Find each line holding "phone" and copy it out.

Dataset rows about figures
%%

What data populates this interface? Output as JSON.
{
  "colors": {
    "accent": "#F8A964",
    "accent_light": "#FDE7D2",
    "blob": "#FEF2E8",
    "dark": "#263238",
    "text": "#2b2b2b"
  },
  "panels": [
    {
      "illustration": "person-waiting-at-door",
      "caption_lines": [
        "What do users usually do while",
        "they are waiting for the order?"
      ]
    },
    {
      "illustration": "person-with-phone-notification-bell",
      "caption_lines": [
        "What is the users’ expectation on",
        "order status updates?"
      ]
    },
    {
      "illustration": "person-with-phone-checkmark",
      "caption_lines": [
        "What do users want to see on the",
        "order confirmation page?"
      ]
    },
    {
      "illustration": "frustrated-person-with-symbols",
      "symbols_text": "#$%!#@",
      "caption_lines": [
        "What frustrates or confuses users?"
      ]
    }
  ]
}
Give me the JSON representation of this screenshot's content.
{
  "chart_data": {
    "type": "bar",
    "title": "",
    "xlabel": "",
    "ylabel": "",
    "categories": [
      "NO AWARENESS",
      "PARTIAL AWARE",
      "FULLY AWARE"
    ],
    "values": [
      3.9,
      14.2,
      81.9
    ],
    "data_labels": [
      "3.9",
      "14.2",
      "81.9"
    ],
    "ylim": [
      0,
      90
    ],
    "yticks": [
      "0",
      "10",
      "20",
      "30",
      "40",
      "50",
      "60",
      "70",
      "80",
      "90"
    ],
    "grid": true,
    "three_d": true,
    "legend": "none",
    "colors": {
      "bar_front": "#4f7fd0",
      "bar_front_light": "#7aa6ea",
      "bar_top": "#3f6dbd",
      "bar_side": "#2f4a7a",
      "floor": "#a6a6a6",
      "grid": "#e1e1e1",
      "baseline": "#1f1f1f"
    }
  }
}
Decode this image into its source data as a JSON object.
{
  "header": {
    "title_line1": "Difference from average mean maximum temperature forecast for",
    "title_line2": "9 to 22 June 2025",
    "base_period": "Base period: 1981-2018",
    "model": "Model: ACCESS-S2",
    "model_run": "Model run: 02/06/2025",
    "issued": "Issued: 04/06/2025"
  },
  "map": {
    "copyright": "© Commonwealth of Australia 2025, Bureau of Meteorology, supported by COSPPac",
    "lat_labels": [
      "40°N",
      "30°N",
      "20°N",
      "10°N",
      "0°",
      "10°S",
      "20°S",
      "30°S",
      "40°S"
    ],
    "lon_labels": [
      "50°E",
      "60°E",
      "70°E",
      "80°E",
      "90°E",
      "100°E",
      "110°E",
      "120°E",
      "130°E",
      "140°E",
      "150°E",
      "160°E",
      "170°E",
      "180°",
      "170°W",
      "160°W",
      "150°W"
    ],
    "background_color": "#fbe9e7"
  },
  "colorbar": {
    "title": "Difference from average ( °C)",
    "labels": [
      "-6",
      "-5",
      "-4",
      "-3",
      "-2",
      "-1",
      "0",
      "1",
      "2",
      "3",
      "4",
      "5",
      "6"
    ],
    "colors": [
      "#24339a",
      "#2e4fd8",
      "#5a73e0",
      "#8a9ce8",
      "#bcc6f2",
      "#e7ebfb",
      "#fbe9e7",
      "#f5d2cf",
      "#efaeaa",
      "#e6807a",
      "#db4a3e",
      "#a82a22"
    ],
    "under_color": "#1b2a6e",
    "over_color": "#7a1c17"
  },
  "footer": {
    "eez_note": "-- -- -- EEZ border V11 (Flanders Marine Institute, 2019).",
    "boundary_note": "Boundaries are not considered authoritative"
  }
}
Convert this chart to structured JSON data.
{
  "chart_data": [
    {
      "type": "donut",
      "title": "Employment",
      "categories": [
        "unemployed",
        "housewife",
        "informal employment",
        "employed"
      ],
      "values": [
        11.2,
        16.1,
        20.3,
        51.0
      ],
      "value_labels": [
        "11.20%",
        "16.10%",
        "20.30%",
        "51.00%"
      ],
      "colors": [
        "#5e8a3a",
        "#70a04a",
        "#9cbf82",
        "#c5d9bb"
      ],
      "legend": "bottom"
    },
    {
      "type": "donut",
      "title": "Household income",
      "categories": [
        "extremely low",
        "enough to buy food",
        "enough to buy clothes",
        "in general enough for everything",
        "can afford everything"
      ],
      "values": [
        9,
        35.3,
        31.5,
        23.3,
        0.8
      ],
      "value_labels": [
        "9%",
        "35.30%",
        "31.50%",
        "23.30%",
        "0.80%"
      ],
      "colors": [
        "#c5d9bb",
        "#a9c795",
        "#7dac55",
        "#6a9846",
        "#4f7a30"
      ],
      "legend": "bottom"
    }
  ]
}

%%

» **TASK SOLUTION**
      "illustration": "person-with-phone-notification-bell",
      "illustration": "person-with-phone-checkmark",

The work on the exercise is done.